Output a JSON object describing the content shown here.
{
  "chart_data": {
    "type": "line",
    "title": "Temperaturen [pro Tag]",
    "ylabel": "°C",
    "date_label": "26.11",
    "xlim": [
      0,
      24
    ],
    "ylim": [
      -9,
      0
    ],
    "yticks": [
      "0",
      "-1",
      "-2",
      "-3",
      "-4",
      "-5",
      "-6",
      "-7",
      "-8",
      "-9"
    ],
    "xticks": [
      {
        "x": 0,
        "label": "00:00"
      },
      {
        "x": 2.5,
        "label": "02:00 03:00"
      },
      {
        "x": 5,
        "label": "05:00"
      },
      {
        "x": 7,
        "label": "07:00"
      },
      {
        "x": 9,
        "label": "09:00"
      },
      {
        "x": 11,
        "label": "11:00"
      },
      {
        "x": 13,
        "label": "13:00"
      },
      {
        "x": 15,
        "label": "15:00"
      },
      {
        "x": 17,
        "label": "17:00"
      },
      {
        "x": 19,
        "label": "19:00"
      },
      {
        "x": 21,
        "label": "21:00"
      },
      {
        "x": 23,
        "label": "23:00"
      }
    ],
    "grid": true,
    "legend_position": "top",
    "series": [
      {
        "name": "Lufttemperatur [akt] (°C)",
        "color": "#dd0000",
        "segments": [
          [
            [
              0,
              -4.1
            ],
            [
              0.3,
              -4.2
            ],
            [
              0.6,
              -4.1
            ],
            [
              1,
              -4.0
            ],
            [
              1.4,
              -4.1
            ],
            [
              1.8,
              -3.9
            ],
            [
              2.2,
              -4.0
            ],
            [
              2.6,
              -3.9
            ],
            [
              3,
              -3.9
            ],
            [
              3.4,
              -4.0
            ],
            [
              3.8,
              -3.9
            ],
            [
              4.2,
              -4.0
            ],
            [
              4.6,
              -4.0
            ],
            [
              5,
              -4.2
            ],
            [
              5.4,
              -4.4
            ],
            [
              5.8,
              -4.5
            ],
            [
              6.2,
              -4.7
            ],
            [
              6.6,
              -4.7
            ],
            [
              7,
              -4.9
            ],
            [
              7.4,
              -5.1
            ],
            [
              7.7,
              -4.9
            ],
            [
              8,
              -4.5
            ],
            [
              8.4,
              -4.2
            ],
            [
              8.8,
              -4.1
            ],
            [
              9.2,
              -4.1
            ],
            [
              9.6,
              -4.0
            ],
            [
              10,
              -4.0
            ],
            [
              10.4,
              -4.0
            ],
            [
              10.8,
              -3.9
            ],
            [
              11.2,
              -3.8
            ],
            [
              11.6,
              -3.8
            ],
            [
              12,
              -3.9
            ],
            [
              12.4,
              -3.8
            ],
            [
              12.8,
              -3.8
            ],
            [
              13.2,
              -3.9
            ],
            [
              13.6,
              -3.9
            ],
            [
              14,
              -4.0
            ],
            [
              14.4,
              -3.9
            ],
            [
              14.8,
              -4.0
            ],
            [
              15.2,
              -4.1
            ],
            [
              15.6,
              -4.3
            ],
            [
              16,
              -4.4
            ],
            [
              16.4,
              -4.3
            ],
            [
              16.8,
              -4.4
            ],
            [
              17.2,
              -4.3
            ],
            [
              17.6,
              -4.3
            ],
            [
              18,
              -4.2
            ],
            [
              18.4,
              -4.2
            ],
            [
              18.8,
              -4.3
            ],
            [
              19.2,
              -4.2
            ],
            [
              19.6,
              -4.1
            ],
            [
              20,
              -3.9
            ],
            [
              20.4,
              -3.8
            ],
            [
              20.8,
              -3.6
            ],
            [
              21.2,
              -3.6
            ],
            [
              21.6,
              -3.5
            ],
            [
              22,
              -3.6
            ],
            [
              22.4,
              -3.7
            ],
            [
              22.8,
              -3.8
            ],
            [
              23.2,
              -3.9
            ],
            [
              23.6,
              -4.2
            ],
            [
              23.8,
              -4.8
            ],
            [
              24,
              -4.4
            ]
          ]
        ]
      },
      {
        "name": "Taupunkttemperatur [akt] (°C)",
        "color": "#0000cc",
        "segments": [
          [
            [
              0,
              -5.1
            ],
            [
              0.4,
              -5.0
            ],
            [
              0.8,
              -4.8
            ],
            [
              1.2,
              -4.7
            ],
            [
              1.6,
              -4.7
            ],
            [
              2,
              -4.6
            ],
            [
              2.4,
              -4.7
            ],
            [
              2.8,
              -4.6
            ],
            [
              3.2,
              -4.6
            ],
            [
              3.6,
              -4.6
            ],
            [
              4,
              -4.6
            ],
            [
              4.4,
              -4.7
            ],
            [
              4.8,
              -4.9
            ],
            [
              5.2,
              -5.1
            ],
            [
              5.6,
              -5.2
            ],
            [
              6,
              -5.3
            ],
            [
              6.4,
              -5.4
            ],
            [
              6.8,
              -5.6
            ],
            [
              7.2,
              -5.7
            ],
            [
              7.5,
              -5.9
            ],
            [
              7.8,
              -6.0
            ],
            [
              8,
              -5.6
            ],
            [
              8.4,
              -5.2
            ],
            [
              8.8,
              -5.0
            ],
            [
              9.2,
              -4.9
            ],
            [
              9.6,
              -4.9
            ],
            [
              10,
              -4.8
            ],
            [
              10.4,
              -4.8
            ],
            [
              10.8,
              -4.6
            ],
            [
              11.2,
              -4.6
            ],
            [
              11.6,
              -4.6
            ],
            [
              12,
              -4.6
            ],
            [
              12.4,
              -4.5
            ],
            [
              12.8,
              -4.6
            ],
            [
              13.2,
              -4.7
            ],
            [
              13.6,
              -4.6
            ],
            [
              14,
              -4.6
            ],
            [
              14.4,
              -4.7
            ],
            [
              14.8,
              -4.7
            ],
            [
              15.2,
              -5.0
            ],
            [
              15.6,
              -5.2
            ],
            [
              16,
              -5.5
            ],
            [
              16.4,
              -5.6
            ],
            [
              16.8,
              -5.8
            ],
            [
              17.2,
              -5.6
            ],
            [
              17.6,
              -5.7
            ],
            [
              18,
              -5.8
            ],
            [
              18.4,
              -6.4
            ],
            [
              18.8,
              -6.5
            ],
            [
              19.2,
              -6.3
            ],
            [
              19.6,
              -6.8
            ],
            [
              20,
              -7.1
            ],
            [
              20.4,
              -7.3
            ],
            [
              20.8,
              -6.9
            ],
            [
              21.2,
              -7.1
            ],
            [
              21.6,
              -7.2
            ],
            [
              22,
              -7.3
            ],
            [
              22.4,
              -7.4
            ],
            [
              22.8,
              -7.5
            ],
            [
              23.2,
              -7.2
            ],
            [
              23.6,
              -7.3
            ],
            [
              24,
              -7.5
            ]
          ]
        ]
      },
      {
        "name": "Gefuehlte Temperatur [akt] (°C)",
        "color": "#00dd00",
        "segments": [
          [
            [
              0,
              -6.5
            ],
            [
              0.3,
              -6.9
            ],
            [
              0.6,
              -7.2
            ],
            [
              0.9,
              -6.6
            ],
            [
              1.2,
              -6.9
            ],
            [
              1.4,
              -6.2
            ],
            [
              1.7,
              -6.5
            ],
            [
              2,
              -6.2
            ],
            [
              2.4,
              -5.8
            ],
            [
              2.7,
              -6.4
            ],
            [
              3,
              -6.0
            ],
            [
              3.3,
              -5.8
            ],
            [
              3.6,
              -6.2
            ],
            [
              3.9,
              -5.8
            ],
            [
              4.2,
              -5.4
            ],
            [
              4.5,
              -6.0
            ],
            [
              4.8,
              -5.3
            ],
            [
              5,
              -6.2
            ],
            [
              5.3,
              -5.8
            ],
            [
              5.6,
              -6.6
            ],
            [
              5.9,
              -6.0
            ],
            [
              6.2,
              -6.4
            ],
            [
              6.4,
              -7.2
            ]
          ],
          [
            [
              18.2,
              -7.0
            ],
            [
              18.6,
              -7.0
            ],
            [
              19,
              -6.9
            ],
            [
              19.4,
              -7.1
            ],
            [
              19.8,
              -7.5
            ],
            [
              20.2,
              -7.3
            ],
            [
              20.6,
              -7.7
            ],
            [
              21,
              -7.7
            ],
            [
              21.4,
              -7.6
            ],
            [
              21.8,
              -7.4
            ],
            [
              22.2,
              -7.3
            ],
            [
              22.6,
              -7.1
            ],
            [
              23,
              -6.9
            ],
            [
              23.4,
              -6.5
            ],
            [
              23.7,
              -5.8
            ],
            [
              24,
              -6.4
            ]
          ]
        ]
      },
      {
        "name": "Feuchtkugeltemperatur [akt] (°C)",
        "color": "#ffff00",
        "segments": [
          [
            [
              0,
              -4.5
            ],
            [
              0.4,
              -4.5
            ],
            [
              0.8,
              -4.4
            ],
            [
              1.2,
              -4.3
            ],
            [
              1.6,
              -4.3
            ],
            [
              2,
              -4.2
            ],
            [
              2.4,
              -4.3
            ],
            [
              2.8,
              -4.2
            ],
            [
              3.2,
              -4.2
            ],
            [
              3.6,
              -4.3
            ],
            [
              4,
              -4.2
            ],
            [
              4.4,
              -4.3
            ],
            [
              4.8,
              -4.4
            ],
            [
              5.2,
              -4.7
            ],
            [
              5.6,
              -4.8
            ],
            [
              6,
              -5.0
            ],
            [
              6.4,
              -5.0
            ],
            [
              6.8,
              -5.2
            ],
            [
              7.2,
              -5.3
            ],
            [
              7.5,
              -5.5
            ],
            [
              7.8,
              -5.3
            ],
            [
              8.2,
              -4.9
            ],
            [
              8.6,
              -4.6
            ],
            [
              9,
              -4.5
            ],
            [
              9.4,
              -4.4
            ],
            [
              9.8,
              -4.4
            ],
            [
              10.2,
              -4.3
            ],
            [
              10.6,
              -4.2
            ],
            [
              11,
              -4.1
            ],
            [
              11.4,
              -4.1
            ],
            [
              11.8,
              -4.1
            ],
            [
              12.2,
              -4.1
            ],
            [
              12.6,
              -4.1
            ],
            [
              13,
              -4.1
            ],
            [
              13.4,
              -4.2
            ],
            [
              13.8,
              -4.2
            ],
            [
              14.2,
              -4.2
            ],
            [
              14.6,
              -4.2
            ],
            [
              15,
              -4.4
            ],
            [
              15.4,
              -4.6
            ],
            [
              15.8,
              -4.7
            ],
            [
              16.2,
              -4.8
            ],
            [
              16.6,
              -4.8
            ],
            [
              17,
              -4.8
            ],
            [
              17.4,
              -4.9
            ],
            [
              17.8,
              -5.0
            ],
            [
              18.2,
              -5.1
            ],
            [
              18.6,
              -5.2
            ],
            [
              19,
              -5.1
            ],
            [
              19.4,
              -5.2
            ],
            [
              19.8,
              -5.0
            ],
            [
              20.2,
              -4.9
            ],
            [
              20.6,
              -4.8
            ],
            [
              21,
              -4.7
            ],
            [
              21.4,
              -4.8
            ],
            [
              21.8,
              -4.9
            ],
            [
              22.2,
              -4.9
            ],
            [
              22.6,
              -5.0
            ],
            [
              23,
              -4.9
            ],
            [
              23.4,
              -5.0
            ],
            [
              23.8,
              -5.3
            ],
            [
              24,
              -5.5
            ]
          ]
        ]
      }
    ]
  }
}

++++++++++

* [GIVEN REQUEST]: Copy every line of the records above that contains "color".

* [PROBLEM SOLUTION]:
        "color": "#dd0000",
        "color": "#0000cc",
        "color": "#00dd00",
        "color": "#ffff00",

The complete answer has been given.